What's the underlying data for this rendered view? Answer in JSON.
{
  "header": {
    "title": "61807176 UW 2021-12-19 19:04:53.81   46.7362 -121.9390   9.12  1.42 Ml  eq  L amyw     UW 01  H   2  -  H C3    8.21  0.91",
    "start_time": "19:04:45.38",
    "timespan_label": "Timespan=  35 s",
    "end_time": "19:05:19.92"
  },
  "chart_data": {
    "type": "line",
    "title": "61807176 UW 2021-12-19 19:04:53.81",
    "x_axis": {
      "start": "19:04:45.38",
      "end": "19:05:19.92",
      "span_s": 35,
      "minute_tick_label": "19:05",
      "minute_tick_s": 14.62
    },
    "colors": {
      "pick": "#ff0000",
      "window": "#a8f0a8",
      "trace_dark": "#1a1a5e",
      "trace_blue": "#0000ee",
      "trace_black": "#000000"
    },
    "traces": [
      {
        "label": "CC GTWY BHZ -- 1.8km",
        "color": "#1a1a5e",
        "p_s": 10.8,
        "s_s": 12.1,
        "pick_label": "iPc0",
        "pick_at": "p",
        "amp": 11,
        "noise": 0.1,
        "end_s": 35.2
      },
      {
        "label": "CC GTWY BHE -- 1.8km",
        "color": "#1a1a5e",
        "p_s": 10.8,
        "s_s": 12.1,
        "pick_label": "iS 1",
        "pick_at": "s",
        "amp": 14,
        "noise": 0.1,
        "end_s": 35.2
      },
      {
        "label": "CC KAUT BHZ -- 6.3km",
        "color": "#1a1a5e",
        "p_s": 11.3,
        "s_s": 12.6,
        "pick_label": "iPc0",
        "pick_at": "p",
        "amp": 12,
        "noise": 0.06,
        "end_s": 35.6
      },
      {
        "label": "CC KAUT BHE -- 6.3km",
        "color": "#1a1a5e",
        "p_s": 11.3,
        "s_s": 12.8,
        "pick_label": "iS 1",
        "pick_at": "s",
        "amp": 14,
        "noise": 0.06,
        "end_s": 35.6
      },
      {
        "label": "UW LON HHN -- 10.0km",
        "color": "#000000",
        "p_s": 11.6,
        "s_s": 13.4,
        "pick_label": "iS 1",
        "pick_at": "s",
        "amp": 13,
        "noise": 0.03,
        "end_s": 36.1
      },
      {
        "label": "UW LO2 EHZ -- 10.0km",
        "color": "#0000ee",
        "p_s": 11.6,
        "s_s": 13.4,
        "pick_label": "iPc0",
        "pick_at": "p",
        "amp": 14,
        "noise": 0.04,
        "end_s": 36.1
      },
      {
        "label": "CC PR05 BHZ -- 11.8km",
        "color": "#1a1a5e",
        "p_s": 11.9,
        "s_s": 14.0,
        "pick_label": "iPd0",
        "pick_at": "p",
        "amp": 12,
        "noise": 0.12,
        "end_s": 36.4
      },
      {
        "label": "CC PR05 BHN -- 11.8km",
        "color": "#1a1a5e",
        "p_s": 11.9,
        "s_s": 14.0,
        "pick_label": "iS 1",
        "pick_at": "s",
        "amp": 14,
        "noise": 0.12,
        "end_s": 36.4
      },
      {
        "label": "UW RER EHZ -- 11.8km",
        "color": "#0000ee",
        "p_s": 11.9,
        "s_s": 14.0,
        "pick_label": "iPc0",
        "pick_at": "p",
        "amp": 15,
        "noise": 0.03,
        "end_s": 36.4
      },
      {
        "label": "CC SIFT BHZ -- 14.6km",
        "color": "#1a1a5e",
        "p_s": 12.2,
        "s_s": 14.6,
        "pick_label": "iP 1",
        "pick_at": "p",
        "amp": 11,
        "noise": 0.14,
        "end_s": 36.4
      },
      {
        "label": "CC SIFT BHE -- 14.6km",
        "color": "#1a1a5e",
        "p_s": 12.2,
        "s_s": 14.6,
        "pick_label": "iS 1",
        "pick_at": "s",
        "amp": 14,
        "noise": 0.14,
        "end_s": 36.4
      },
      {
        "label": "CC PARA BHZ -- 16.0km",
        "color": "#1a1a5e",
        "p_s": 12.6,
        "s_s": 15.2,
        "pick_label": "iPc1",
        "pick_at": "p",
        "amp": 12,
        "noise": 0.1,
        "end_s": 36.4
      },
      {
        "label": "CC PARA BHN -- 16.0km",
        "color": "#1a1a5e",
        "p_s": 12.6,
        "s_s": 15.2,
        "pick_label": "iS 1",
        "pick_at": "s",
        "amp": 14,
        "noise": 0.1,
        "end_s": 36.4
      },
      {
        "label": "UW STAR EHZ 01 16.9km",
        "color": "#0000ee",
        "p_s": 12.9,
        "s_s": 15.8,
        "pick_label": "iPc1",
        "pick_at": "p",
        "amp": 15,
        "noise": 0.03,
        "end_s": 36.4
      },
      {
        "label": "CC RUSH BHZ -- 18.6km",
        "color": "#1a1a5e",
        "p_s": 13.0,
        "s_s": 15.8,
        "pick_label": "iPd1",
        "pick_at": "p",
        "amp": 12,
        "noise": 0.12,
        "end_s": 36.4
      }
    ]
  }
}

▶ **WRITTEN PROBLEM**:
Track down every line holding the string "title" and copy it.

▶ **ANSWER BELOW**:
    "title": "61807176 UW 2021-12-19 19:04:53.81   46.7362 -121.9390   9.12  1.42 Ml  eq  L amyw     UW 01  H   2  -  H C3    8.21  0.91",
    "title": "61807176 UW 2021-12-19 19:04:53.81",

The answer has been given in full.